Restate the full set of records exactly, without adding or dropping a word.

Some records
-- start --

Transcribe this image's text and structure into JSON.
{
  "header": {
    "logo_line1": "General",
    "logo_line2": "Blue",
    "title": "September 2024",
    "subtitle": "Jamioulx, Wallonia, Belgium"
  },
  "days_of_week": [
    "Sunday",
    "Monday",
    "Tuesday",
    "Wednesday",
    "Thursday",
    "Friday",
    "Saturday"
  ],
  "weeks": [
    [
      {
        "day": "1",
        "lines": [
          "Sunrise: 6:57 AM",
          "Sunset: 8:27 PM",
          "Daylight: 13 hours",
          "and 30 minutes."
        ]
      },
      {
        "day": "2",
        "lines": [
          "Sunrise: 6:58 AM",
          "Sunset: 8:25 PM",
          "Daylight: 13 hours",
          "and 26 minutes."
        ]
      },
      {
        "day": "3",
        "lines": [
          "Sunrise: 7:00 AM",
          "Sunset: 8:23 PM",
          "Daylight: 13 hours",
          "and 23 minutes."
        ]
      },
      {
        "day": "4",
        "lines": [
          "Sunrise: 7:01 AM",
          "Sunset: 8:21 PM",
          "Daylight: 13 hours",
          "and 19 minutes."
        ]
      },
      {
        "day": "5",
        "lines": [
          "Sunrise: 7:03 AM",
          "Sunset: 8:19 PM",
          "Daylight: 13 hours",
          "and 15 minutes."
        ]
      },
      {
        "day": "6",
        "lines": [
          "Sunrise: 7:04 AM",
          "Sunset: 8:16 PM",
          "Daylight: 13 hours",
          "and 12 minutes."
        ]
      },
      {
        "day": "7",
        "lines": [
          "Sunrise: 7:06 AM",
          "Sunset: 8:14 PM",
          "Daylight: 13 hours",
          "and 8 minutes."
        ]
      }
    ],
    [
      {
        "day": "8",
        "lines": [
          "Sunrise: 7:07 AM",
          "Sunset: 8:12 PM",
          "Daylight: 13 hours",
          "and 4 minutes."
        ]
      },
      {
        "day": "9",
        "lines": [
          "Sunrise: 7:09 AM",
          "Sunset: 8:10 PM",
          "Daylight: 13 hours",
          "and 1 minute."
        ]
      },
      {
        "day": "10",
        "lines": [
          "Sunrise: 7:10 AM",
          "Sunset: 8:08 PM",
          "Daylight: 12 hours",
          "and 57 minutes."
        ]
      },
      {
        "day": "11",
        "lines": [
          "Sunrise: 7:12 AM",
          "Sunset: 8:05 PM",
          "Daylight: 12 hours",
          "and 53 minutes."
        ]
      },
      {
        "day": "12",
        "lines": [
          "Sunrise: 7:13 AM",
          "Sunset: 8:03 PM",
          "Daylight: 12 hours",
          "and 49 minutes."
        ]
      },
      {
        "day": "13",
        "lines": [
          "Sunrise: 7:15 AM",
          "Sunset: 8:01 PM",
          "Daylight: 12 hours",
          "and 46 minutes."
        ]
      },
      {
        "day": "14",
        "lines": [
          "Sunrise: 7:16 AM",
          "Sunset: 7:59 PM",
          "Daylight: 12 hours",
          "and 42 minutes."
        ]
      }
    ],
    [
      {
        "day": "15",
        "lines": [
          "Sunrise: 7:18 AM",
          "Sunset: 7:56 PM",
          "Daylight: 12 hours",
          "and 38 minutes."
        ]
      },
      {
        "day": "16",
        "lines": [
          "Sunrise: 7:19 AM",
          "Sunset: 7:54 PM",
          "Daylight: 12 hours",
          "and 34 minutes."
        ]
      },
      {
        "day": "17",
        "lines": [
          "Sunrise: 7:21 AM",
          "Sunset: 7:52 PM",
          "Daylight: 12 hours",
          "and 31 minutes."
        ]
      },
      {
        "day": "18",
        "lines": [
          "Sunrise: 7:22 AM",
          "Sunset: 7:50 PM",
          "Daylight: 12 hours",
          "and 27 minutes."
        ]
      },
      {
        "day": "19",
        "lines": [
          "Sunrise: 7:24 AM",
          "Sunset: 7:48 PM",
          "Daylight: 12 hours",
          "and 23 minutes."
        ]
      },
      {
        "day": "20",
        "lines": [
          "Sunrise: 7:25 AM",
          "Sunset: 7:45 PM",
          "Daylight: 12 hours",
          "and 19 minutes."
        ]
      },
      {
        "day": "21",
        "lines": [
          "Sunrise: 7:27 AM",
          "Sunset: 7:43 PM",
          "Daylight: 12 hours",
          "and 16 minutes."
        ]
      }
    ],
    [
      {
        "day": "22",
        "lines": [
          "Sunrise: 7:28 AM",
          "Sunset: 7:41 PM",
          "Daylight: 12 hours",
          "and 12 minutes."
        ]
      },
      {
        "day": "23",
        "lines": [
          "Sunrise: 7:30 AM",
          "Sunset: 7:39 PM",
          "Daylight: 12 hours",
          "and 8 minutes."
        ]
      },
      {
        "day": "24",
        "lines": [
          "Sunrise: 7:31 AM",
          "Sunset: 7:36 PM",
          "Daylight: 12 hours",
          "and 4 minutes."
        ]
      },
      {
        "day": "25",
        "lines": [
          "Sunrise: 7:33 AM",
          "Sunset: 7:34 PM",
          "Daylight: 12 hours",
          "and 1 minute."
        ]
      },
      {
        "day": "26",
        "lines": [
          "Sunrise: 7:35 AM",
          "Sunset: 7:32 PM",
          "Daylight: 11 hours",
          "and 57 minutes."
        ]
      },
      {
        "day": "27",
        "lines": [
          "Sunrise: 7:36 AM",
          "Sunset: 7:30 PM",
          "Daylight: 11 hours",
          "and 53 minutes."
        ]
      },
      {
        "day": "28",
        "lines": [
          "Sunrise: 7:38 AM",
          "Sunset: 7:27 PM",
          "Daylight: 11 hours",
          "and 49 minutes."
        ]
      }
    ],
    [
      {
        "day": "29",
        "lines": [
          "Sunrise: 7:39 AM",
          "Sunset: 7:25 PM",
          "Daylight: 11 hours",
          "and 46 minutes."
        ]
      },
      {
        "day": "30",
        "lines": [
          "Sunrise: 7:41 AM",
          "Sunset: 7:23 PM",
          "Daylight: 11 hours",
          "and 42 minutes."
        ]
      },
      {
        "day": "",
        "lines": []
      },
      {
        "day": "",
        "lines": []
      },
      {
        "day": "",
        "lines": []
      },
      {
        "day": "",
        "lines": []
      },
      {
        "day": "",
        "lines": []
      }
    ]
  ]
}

-- end --

PROBLEM SOLUTION
Transcribe this image's text and structure into JSON.
{
  "header": {
    "logo_line1": "General",
    "logo_line2": "Blue",
    "title": "September 2024",
    "subtitle": "Jamioulx, Wallonia, Belgium"
  },
  "days_of_week": [
    "Sunday",
    "Monday",
    "Tuesday",
    "Wednesday",
    "Thursday",
    "Friday",
    "Saturday"
  ],
  "weeks": [
    [
      {
        "day": "1",
        "lines": [
          "Sunrise: 6:57 AM",
          "Sunset: 8:27 PM",
          "Daylight: 13 hours",
          "and 30 minutes."
        ]
      },
      {
        "day": "2",
        "lines": [
          "Sunrise: 6:58 AM",
          "Sunset: 8:25 PM",
          "Daylight: 13 hours",
          "and 26 minutes."
        ]
      },
      {
        "day": "3",
        "lines": [
          "Sunrise: 7:00 AM",
          "Sunset: 8:23 PM",
          "Daylight: 13 hours",
          "and 23 minutes."
        ]
      },
      {
        "day": "4",
        "lines": [
          "Sunrise: 7:01 AM",
          "Sunset: 8:21 PM",
          "Daylight: 13 hours",
          "and 19 minutes."
        ]
      },
      {
        "day": "5",
        "lines": [
          "Sunrise: 7:03 AM",
          "Sunset: 8:19 PM",
          "Daylight: 13 hours",
          "and 15 minutes."
        ]
      },
      {
        "day": "6",
        "lines": [
          "Sunrise: 7:04 AM",
          "Sunset: 8:16 PM",
          "Daylight: 13 hours",
          "and 12 minutes."
        ]
      },
      {
        "day": "7",
        "lines": [
          "Sunrise: 7:06 AM",
          "Sunset: 8:14 PM",
          "Daylight: 13 hours",
          "and 8 minutes."
        ]
      }
    ],
    [
      {
        "day": "8",
        "lines": [
          "Sunrise: 7:07 AM",
          "Sunset: 8:12 PM",
          "Daylight: 13 hours",
          "and 4 minutes."
        ]
      },
      {
        "day": "9",
        "lines": [
          "Sunrise: 7:09 AM",
          "Sunset: 8:10 PM",
          "Daylight: 13 hours",
          "and 1 minute."
        ]
      },
      {
        "day": "10",
        "lines": [
          "Sunrise: 7:10 AM",
          "Sunset: 8:08 PM",
          "Daylight: 12 hours",
          "and 57 minutes."
        ]
      },
      {
        "day": "11",
        "lines": [
          "Sunrise: 7:12 AM",
          "Sunset: 8:05 PM",
          "Daylight: 12 hours",
          "and 53 minutes."
        ]
      },
      {
        "day": "12",
        "lines": [
          "Sunrise: 7:13 AM",
          "Sunset: 8:03 PM",
          "Daylight: 12 hours",
          "and 49 minutes."
        ]
      },
      {
        "day": "13",
        "lines": [
          "Sunrise: 7:15 AM",
          "Sunset: 8:01 PM",
          "Daylight: 12 hours",
          "and 46 minutes."
        ]
      },
      {
        "day": "14",
        "lines": [
          "Sunrise: 7:16 AM",
          "Sunset: 7:59 PM",
          "Daylight: 12 hours",
          "and 42 minutes."
        ]
      }
    ],
    [
      {
        "day": "15",
        "lines": [
          "Sunrise: 7:18 AM",
          "Sunset: 7:56 PM",
          "Daylight: 12 hours",
          "and 38 minutes."
        ]
      },
      {
        "day": "16",
        "lines": [
          "Sunrise: 7:19 AM",
          "Sunset: 7:54 PM",
          "Daylight: 12 hours",
          "and 34 minutes."
        ]
      },
      {
        "day": "17",
        "lines": [
          "Sunrise: 7:21 AM",
          "Sunset: 7:52 PM",
          "Daylight: 12 hours",
          "and 31 minutes."
        ]
      },
      {
        "day": "18",
        "lines": [
          "Sunrise: 7:22 AM",
          "Sunset: 7:50 PM",
          "Daylight: 12 hours",
          "and 27 minutes."
        ]
      },
      {
        "day": "19",
        "lines": [
          "Sunrise: 7:24 AM",
          "Sunset: 7:48 PM",
          "Daylight: 12 hours",
          "and 23 minutes."
        ]
      },
      {
        "day": "20",
        "lines": [
          "Sunrise: 7:25 AM",
          "Sunset: 7:45 PM",
          "Daylight: 12 hours",
          "and 19 minutes."
        ]
      },
      {
        "day": "21",
        "lines": [
          "Sunrise: 7:27 AM",
          "Sunset: 7:43 PM",
          "Daylight: 12 hours",
          "and 16 minutes."
        ]
      }
    ],
    [
      {
        "day": "22",
        "lines": [
          "Sunrise: 7:28 AM",
          "Sunset: 7:41 PM",
          "Daylight: 12 hours",
          "and 12 minutes."
        ]
      },
      {
        "day": "23",
        "lines": [
          "Sunrise: 7:30 AM",
          "Sunset: 7:39 PM",
          "Daylight: 12 hours",
          "and 8 minutes."
        ]
      },
      {
        "day": "24",
        "lines": [
          "Sunrise: 7:31 AM",
          "Sunset: 7:36 PM",
          "Daylight: 12 hours",
          "and 4 minutes."
        ]
      },
      {
        "day": "25",
        "lines": [
          "Sunrise: 7:33 AM",
          "Sunset: 7:34 PM",
          "Daylight: 12 hours",
          "and 1 minute."
        ]
      },
      {
        "day": "26",
        "lines": [
          "Sunrise: 7:35 AM",
          "Sunset: 7:32 PM",
          "Daylight: 11 hours",
          "and 57 minutes."
        ]
      },
      {
        "day": "27",
        "lines": [
          "Sunrise: 7:36 AM",
          "Sunset: 7:30 PM",
          "Daylight: 11 hours",
          "and 53 minutes."
        ]
      },
      {
        "day": "28",
        "lines": [
          "Sunrise: 7:38 AM",
          "Sunset: 7:27 PM",
          "Daylight: 11 hours",
          "and 49 minutes."
        ]
      }
    ],
    [
      {
        "day": "29",
        "lines": [
          "Sunrise: 7:39 AM",
          "Sunset: 7:25 PM",
          "Daylight: 11 hours",
          "and 46 minutes."
        ]
      },
      {
        "day": "30",
        "lines": [
          "Sunrise: 7:41 AM",
          "Sunset: 7:23 PM",
          "Daylight: 11 hours",
          "and 42 minutes."
        ]
      },
      {
        "day": "",
        "lines": []
      },
      {
        "day": "",
        "lines": []
      },
      {
        "day": "",
        "lines": []
      },
      {
        "day": "",
        "lines": []
      },
      {
        "day": "",
        "lines": []
      }
    ]
  ]
}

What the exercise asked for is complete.